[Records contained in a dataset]
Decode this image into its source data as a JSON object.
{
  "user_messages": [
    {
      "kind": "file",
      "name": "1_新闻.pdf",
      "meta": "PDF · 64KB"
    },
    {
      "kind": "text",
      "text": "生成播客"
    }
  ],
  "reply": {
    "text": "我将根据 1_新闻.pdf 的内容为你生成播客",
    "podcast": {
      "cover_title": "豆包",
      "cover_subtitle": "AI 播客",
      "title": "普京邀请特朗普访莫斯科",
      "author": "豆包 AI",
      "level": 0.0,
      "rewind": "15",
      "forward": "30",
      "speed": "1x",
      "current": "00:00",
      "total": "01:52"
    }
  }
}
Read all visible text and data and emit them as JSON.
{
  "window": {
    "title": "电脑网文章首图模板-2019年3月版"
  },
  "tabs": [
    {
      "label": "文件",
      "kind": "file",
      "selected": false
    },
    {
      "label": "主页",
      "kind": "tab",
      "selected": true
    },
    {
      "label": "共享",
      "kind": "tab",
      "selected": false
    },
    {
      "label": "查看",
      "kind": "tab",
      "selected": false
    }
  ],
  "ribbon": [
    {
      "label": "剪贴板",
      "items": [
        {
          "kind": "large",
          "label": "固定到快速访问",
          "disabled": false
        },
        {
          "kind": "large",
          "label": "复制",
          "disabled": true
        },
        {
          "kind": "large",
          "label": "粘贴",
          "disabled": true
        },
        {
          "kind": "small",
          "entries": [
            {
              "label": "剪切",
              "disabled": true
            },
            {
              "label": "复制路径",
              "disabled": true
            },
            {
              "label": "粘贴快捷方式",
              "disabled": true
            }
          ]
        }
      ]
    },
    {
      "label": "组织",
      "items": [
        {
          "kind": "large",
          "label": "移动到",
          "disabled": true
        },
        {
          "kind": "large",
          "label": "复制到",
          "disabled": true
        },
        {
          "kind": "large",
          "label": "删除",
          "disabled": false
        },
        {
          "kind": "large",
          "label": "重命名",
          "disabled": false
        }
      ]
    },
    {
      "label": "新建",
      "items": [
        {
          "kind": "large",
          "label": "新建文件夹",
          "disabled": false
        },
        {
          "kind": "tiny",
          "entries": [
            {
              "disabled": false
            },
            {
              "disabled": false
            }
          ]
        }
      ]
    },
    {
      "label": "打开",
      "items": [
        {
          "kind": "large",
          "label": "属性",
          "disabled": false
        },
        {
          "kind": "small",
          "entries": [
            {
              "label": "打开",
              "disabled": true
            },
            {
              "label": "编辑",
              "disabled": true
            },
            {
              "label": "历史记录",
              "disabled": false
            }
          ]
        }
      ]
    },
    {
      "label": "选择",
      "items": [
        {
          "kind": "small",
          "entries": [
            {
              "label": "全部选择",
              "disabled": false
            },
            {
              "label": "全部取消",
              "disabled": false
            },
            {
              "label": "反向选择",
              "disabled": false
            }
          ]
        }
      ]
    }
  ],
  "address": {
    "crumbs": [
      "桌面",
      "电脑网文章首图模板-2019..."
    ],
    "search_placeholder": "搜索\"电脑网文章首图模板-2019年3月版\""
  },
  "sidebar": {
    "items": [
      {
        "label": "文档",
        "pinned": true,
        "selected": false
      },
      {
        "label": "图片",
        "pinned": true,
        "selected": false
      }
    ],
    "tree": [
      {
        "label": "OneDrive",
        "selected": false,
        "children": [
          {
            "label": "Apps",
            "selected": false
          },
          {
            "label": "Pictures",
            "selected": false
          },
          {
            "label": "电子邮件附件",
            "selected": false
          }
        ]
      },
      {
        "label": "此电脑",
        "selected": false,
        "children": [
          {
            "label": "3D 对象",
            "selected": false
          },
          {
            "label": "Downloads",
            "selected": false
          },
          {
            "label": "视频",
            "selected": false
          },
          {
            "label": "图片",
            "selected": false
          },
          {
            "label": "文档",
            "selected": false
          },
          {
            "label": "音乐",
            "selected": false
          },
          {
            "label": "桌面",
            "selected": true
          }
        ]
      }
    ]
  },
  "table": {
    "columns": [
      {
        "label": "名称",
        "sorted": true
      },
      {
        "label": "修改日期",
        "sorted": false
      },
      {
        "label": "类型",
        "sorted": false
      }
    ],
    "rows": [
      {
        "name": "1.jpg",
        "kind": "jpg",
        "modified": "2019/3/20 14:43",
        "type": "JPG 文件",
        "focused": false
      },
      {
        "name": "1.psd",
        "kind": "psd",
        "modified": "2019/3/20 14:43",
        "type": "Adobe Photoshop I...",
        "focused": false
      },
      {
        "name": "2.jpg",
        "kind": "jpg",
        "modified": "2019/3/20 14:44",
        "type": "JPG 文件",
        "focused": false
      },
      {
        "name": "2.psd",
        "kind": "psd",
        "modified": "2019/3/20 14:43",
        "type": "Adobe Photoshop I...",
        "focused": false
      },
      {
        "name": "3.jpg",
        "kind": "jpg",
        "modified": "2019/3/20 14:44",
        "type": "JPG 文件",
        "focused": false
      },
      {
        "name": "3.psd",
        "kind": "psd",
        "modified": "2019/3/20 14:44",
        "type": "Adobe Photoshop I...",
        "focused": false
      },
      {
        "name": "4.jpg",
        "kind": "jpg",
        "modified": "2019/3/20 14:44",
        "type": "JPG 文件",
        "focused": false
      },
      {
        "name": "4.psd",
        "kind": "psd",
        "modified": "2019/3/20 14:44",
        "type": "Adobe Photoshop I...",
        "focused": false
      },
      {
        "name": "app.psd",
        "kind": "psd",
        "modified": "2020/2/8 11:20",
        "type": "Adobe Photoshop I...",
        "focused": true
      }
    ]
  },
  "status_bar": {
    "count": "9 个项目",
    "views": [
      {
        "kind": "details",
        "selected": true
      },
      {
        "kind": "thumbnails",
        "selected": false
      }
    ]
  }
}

▶ [SHORT EXERCISE]: From the listing, copy every line where the string "电脑网文章首图模板" appears.

▶ [TASK RESULT]:
    "title": "电脑网文章首图模板-2019年3月版"
      "电脑网文章首图模板-2019..."
    "search_placeholder": "搜索\"电脑网文章首图模板-2019年3月版\""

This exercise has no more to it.